Task brief —
Return the listing below exactly, with the pictures dropped.

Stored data
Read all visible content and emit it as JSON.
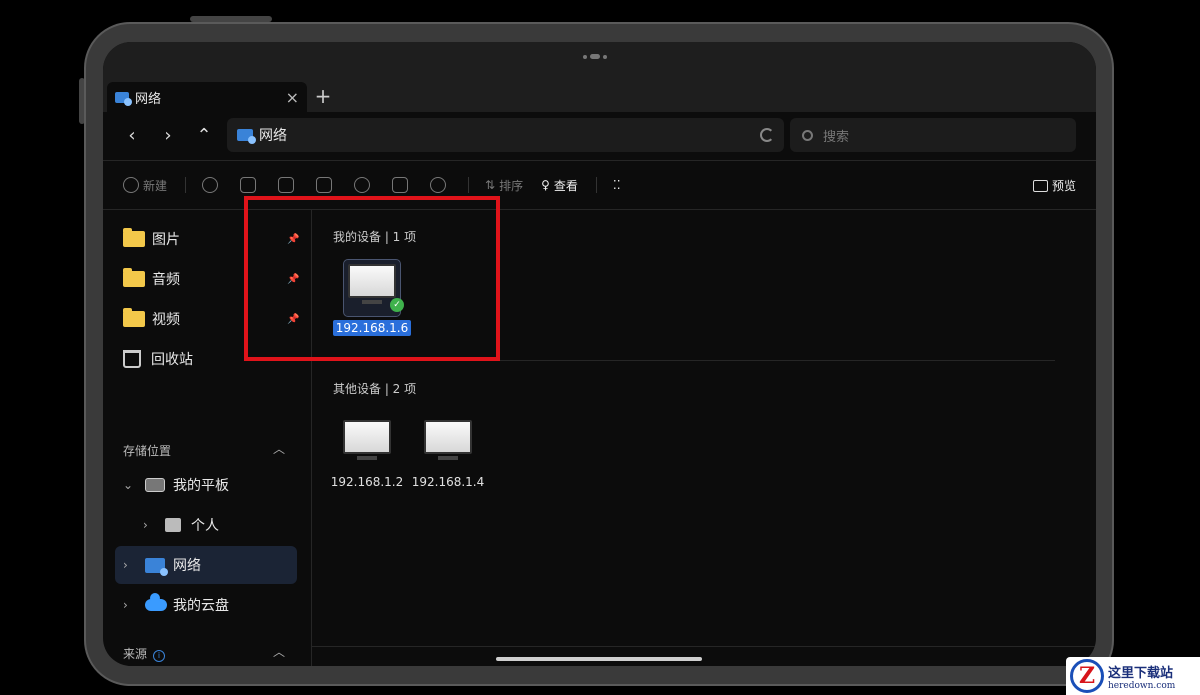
{
  "tab": {
    "title": "网络",
    "close": "×",
    "new": "+"
  },
  "nav": {
    "back": "‹",
    "forward": "›",
    "up": "⌃"
  },
  "address": {
    "path": "网络"
  },
  "search": {
    "placeholder": "搜索"
  },
  "toolbar": {
    "new_label": "新建",
    "sort_label": "排序",
    "view_label": "查看",
    "preview_label": "预览"
  },
  "sidebar": {
    "quick": [
      {
        "label": "图片"
      },
      {
        "label": "音频"
      },
      {
        "label": "视频"
      },
      {
        "label": "回收站"
      }
    ],
    "storage_header": "存储位置",
    "storage": [
      {
        "label": "我的平板"
      },
      {
        "label": "个人"
      },
      {
        "label": "网络"
      },
      {
        "label": "我的云盘"
      }
    ],
    "source_header": "来源"
  },
  "groups": {
    "mine": {
      "header": "我的设备 | 1 项",
      "devices": [
        "192.168.1.6"
      ]
    },
    "other": {
      "header": "其他设备 | 2 项",
      "devices": [
        "192.168.1.2",
        "192.168.1.4"
      ]
    }
  },
  "watermark": {
    "logo": "Z",
    "title": "这里下载站",
    "url": "heredown.com"
  },
  "colors": {
    "accent": "#2a6fdb",
    "highlight_box": "#e0131a",
    "folder": "#f3c84a"
  }
}
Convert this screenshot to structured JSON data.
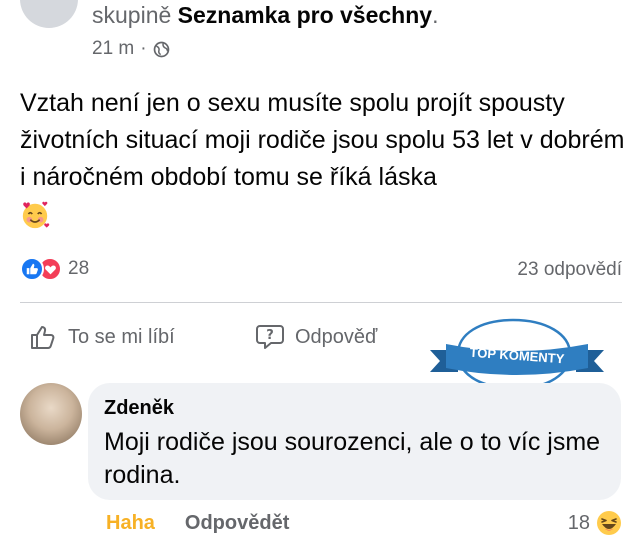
{
  "header": {
    "group_prefix": "skupině ",
    "group_name": "Seznamka pro všechny",
    "group_suffix": ".",
    "time": "21 m",
    "separator": "·",
    "privacy_icon": "globe-icon"
  },
  "post": {
    "text": "Vztah není jen o sexu musíte spolu projít spousty životních situací moji rodiče jsou spolu 53 let v dobrém i náročném období tomu se říká láska",
    "emoji": "smiling-face-with-hearts-icon"
  },
  "reactions": {
    "icons": [
      "like-icon",
      "love-icon"
    ],
    "count": "28",
    "replies": "23 odpovědí"
  },
  "actions": {
    "like_label": "To se mi líbí",
    "reply_label": "Odpověď"
  },
  "badge": {
    "label": "TOP KOMENTY"
  },
  "comment": {
    "author": "Zdeněk",
    "text": "Moji rodiče jsou sourozenci, ale o to víc jsme rodina.",
    "haha_label": "Haha",
    "reply_label": "Odpovědět",
    "reaction_count": "18",
    "reaction_icon": "laughing-face-icon"
  },
  "colors": {
    "brand_blue": "#1877f2",
    "love_red": "#f33e58",
    "haha_yellow": "#f7b125",
    "ribbon_blue": "#2f7ec1",
    "muted_text": "#65676b",
    "bubble_bg": "#f0f2f5"
  }
}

The answer —
Read all visible content and emit it as JSON.
{
  "tab": {
    "title": "网络",
    "close": "×",
    "new": "+"
  },
  "nav": {
    "back": "‹",
    "forward": "›",
    "up": "⌃"
  },
  "address": {
    "path": "网络"
  },
  "search": {
    "placeholder": "搜索"
  },
  "toolbar": {
    "new_label": "新建",
    "sort_label": "排序",
    "view_label": "查看",
    "preview_label": "预览"
  },
  "sidebar": {
    "quick": [
      {
        "label": "图片"
      },
      {
        "label": "音频"
      },
      {
        "label": "视频"
      },
      {
        "label": "回收站"
      }
    ],
    "storage_header": "存储位置",
    "storage": [
      {
        "label": "我的平板"
      },
      {
        "label": "个人"
      },
      {
        "label": "网络"
      },
      {
        "label": "我的云盘"
      }
    ],
    "source_header": "来源"
  },
  "groups": {
    "mine": {
      "header": "我的设备 | 1 项",
      "devices": [
        "192.168.1.6"
      ]
    },
    "other": {
      "header": "其他设备 | 2 项",
      "devices": [
        "192.168.1.2",
        "192.168.1.4"
      ]
    }
  },
  "watermark": {
    "logo": "Z",
    "title": "这里下载站",
    "url": "heredown.com"
  },
  "colors": {
    "accent": "#2a6fdb",
    "highlight_box": "#e0131a",
    "folder": "#f3c84a"
  }
}
Convert this screenshot to structured JSON data.
{
  "header": {
    "group_prefix": "skupině ",
    "group_name": "Seznamka pro všechny",
    "group_suffix": ".",
    "time": "21 m",
    "separator": "·",
    "privacy_icon": "globe-icon"
  },
  "post": {
    "text": "Vztah není jen o sexu musíte spolu projít spousty životních situací moji rodiče jsou spolu 53 let v dobrém i náročném období tomu se říká láska",
    "emoji": "smiling-face-with-hearts-icon"
  },
  "reactions": {
    "icons": [
      "like-icon",
      "love-icon"
    ],
    "count": "28",
    "replies": "23 odpovědí"
  },
  "actions": {
    "like_label": "To se mi líbí",
    "reply_label": "Odpověď"
  },
  "badge": {
    "label": "TOP KOMENTY"
  },
  "comment": {
    "author": "Zdeněk",
    "text": "Moji rodiče jsou sourozenci, ale o to víc jsme rodina.",
    "haha_label": "Haha",
    "reply_label": "Odpovědět",
    "reaction_count": "18",
    "reaction_icon": "laughing-face-icon"
  },
  "colors": {
    "brand_blue": "#1877f2",
    "love_red": "#f33e58",
    "haha_yellow": "#f7b125",
    "ribbon_blue": "#2f7ec1",
    "muted_text": "#65676b",
    "bubble_bg": "#f0f2f5"
  }
}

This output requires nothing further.